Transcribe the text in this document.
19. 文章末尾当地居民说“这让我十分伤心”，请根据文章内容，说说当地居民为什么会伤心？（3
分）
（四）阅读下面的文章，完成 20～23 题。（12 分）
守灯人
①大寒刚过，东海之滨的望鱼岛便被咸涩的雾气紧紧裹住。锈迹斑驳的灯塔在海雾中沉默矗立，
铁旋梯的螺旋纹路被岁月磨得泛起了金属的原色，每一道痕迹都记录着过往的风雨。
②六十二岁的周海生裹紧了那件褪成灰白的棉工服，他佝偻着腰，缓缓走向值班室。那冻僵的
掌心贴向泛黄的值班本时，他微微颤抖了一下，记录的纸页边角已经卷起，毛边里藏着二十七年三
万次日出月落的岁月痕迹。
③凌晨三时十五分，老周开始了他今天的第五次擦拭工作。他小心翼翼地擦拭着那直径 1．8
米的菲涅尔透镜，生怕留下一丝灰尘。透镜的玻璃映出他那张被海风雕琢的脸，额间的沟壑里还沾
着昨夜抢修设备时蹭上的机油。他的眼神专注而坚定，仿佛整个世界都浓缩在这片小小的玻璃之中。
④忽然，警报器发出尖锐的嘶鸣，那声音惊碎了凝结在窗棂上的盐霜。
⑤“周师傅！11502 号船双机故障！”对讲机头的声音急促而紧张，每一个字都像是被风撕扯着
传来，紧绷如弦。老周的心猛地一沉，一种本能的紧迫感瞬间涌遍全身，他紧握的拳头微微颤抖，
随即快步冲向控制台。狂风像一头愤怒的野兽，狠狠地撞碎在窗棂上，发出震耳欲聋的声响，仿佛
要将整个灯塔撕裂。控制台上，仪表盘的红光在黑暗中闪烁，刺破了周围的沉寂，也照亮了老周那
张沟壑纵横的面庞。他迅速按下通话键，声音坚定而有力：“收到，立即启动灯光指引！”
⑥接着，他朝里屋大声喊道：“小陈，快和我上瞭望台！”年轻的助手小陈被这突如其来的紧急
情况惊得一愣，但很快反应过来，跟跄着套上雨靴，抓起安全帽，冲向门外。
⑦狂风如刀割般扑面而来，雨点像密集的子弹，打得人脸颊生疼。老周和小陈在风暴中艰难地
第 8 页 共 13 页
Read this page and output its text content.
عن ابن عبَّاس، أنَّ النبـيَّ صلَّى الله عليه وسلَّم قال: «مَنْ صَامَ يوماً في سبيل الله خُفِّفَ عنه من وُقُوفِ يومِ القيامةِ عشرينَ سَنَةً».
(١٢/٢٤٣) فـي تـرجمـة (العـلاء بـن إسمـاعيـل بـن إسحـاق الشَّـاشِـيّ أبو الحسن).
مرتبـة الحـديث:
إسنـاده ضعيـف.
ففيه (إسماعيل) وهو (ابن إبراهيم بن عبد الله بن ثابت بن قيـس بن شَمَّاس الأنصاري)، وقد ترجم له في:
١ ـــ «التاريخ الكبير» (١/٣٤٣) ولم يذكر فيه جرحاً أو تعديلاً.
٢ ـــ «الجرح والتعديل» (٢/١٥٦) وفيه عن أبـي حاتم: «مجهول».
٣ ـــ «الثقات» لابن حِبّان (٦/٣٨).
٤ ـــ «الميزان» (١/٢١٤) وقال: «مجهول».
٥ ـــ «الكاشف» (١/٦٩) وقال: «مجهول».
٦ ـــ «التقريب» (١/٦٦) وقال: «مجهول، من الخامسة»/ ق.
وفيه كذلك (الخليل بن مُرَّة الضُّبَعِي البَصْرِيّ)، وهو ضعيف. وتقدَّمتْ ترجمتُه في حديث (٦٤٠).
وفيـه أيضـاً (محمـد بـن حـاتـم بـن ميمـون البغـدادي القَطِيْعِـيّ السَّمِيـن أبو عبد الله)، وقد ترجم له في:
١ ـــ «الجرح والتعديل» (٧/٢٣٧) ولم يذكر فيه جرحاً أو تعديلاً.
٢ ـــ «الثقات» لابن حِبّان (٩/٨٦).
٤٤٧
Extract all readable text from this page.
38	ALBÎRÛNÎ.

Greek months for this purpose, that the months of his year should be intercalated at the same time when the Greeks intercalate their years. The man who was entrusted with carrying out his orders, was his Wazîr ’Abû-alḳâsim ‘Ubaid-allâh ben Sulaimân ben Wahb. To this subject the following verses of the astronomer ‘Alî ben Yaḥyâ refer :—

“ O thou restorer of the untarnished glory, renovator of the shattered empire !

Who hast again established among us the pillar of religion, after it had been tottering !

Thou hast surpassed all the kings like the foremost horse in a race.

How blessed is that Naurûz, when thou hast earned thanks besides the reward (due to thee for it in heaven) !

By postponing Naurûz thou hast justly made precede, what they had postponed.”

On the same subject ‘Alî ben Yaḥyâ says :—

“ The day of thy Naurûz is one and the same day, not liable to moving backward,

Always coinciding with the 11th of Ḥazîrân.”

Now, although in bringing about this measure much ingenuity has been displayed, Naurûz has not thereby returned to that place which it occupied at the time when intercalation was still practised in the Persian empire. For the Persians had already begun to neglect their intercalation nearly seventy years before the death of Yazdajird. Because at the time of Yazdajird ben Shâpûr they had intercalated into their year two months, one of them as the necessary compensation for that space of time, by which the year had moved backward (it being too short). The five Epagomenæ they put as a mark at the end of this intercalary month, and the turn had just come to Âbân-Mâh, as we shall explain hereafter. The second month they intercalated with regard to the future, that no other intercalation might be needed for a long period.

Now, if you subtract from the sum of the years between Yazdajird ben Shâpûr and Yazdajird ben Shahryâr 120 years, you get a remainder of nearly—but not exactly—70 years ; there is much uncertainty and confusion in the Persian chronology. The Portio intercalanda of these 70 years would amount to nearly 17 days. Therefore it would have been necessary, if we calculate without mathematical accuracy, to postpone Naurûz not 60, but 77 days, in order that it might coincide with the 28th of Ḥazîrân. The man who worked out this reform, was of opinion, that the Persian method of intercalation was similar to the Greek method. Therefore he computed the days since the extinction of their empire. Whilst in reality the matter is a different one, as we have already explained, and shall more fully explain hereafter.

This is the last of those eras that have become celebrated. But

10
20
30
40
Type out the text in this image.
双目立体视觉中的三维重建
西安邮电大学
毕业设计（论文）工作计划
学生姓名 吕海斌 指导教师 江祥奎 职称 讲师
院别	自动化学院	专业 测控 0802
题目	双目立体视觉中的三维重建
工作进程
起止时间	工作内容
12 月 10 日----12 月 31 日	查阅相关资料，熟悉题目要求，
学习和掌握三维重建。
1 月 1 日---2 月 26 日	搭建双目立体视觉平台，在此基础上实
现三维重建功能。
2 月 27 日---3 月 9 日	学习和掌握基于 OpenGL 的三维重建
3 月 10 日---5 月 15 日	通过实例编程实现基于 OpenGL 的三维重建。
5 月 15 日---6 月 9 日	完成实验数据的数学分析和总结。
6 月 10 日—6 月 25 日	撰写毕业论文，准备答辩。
◇ ◇ ◇
Among the lines of the data above, determine how many contain the word "necessary". Report the number alone.

2